- Set task: Print the full listing exactly.

Figure record listings
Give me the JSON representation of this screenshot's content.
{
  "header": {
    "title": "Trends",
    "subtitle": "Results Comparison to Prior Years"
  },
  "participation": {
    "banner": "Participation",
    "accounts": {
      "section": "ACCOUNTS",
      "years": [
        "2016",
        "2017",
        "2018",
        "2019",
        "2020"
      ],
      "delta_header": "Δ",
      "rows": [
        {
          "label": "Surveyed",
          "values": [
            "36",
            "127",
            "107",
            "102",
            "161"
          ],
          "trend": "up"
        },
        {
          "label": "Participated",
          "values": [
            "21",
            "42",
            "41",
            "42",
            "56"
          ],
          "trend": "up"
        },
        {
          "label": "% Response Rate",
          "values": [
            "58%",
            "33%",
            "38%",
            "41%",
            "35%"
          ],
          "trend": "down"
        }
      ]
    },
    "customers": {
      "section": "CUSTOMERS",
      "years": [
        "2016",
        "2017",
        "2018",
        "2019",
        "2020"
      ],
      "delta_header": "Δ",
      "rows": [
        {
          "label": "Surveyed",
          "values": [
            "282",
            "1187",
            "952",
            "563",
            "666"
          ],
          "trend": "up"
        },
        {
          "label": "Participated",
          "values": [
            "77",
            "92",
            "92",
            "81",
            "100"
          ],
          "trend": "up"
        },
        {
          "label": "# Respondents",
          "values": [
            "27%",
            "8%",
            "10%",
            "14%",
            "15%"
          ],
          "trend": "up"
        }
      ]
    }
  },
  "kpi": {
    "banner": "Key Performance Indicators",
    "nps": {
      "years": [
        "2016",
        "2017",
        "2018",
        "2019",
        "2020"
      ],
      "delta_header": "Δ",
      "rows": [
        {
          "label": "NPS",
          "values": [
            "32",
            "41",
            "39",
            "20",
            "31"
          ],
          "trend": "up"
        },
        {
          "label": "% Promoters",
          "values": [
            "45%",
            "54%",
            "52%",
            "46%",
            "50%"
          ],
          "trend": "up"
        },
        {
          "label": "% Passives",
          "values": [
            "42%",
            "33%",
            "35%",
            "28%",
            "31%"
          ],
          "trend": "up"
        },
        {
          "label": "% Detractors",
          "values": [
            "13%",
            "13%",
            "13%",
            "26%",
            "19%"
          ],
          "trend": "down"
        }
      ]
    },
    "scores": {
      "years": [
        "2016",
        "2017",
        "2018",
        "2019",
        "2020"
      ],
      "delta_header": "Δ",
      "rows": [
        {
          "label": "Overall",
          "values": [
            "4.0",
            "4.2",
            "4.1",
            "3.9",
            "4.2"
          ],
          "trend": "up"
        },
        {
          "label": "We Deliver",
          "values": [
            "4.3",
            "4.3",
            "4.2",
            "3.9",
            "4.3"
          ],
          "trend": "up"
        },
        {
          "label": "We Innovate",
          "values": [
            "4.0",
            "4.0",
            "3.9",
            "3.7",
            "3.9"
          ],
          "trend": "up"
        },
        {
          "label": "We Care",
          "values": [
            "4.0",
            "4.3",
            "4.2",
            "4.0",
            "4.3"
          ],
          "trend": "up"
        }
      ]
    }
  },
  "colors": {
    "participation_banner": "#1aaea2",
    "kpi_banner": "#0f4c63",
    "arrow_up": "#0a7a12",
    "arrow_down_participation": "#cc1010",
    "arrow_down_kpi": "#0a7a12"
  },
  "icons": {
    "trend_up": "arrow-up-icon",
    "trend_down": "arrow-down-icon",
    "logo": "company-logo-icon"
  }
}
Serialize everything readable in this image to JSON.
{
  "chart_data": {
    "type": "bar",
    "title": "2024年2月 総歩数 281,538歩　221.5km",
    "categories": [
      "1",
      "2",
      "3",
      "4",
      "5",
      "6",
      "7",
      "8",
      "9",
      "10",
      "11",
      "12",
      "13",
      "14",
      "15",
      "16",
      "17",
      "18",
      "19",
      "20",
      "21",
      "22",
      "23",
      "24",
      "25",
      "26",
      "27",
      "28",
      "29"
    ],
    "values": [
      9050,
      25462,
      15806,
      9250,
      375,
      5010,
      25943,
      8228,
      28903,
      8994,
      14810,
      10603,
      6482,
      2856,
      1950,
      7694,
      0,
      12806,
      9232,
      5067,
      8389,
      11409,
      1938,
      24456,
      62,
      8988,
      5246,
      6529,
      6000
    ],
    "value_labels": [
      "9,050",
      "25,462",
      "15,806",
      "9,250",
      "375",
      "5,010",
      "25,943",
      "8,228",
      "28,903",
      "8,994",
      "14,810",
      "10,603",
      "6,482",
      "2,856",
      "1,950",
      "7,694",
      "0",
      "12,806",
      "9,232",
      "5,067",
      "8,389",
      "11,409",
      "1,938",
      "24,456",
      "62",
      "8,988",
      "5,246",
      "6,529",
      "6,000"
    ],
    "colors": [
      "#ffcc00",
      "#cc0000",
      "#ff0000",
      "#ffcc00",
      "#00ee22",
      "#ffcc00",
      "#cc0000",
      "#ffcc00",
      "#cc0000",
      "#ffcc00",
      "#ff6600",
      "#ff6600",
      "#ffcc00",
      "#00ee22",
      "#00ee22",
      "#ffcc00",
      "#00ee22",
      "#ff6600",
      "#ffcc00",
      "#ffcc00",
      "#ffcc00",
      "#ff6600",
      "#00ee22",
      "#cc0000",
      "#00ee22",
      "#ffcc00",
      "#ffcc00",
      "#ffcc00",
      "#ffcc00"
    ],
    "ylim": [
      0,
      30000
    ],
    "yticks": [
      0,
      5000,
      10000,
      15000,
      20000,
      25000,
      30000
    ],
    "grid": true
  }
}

- Expected answer:
Give me the JSON representation of this screenshot's content.
{
  "header": {
    "title": "Trends",
    "subtitle": "Results Comparison to Prior Years"
  },
  "participation": {
    "banner": "Participation",
    "accounts": {
      "section": "ACCOUNTS",
      "years": [
        "2016",
        "2017",
        "2018",
        "2019",
        "2020"
      ],
      "delta_header": "Δ",
      "rows": [
        {
          "label": "Surveyed",
          "values": [
            "36",
            "127",
            "107",
            "102",
            "161"
          ],
          "trend": "up"
        },
        {
          "label": "Participated",
          "values": [
            "21",
            "42",
            "41",
            "42",
            "56"
          ],
          "trend": "up"
        },
        {
          "label": "% Response Rate",
          "values": [
            "58%",
            "33%",
            "38%",
            "41%",
            "35%"
          ],
          "trend": "down"
        }
      ]
    },
    "customers": {
      "section": "CUSTOMERS",
      "years": [
        "2016",
        "2017",
        "2018",
        "2019",
        "2020"
      ],
      "delta_header": "Δ",
      "rows": [
        {
          "label": "Surveyed",
          "values": [
            "282",
            "1187",
            "952",
            "563",
            "666"
          ],
          "trend": "up"
        },
        {
          "label": "Participated",
          "values": [
            "77",
            "92",
            "92",
            "81",
            "100"
          ],
          "trend": "up"
        },
        {
          "label": "# Respondents",
          "values": [
            "27%",
            "8%",
            "10%",
            "14%",
            "15%"
          ],
          "trend": "up"
        }
      ]
    }
  },
  "kpi": {
    "banner": "Key Performance Indicators",
    "nps": {
      "years": [
        "2016",
        "2017",
        "2018",
        "2019",
        "2020"
      ],
      "delta_header": "Δ",
      "rows": [
        {
          "label": "NPS",
          "values": [
            "32",
            "41",
            "39",
            "20",
            "31"
          ],
          "trend": "up"
        },
        {
          "label": "% Promoters",
          "values": [
            "45%",
            "54%",
            "52%",
            "46%",
            "50%"
          ],
          "trend": "up"
        },
        {
          "label": "% Passives",
          "values": [
            "42%",
            "33%",
            "35%",
            "28%",
            "31%"
          ],
          "trend": "up"
        },
        {
          "label": "% Detractors",
          "values": [
            "13%",
            "13%",
            "13%",
            "26%",
            "19%"
          ],
          "trend": "down"
        }
      ]
    },
    "scores": {
      "years": [
        "2016",
        "2017",
        "2018",
        "2019",
        "2020"
      ],
      "delta_header": "Δ",
      "rows": [
        {
          "label": "Overall",
          "values": [
            "4.0",
            "4.2",
            "4.1",
            "3.9",
            "4.2"
          ],
          "trend": "up"
        },
        {
          "label": "We Deliver",
          "values": [
            "4.3",
            "4.3",
            "4.2",
            "3.9",
            "4.3"
          ],
          "trend": "up"
        },
        {
          "label": "We Innovate",
          "values": [
            "4.0",
            "4.0",
            "3.9",
            "3.7",
            "3.9"
          ],
          "trend": "up"
        },
        {
          "label": "We Care",
          "values": [
            "4.0",
            "4.3",
            "4.2",
            "4.0",
            "4.3"
          ],
          "trend": "up"
        }
      ]
    }
  },
  "colors": {
    "participation_banner": "#1aaea2",
    "kpi_banner": "#0f4c63",
    "arrow_up": "#0a7a12",
    "arrow_down_participation": "#cc1010",
    "arrow_down_kpi": "#0a7a12"
  },
  "icons": {
    "trend_up": "arrow-up-icon",
    "trend_down": "arrow-down-icon",
    "logo": "company-logo-icon"
  }
}
Serialize everything readable in this image to JSON.
{
  "chart_data": {
    "type": "bar",
    "title": "2024年2月 総歩数 281,538歩　221.5km",
    "categories": [
      "1",
      "2",
      "3",
      "4",
      "5",
      "6",
      "7",
      "8",
      "9",
      "10",
      "11",
      "12",
      "13",
      "14",
      "15",
      "16",
      "17",
      "18",
      "19",
      "20",
      "21",
      "22",
      "23",
      "24",
      "25",
      "26",
      "27",
      "28",
      "29"
    ],
    "values": [
      9050,
      25462,
      15806,
      9250,
      375,
      5010,
      25943,
      8228,
      28903,
      8994,
      14810,
      10603,
      6482,
      2856,
      1950,
      7694,
      0,
      12806,
      9232,
      5067,
      8389,
      11409,
      1938,
      24456,
      62,
      8988,
      5246,
      6529,
      6000
    ],
    "value_labels": [
      "9,050",
      "25,462",
      "15,806",
      "9,250",
      "375",
      "5,010",
      "25,943",
      "8,228",
      "28,903",
      "8,994",
      "14,810",
      "10,603",
      "6,482",
      "2,856",
      "1,950",
      "7,694",
      "0",
      "12,806",
      "9,232",
      "5,067",
      "8,389",
      "11,409",
      "1,938",
      "24,456",
      "62",
      "8,988",
      "5,246",
      "6,529",
      "6,000"
    ],
    "colors": [
      "#ffcc00",
      "#cc0000",
      "#ff0000",
      "#ffcc00",
      "#00ee22",
      "#ffcc00",
      "#cc0000",
      "#ffcc00",
      "#cc0000",
      "#ffcc00",
      "#ff6600",
      "#ff6600",
      "#ffcc00",
      "#00ee22",
      "#00ee22",
      "#ffcc00",
      "#00ee22",
      "#ff6600",
      "#ffcc00",
      "#ffcc00",
      "#ffcc00",
      "#ff6600",
      "#00ee22",
      "#cc0000",
      "#00ee22",
      "#ffcc00",
      "#ffcc00",
      "#ffcc00",
      "#ffcc00"
    ],
    "ylim": [
      0,
      30000
    ],
    "yticks": [
      0,
      5000,
      10000,
      15000,
      20000,
      25000,
      30000
    ],
    "grid": true
  }
}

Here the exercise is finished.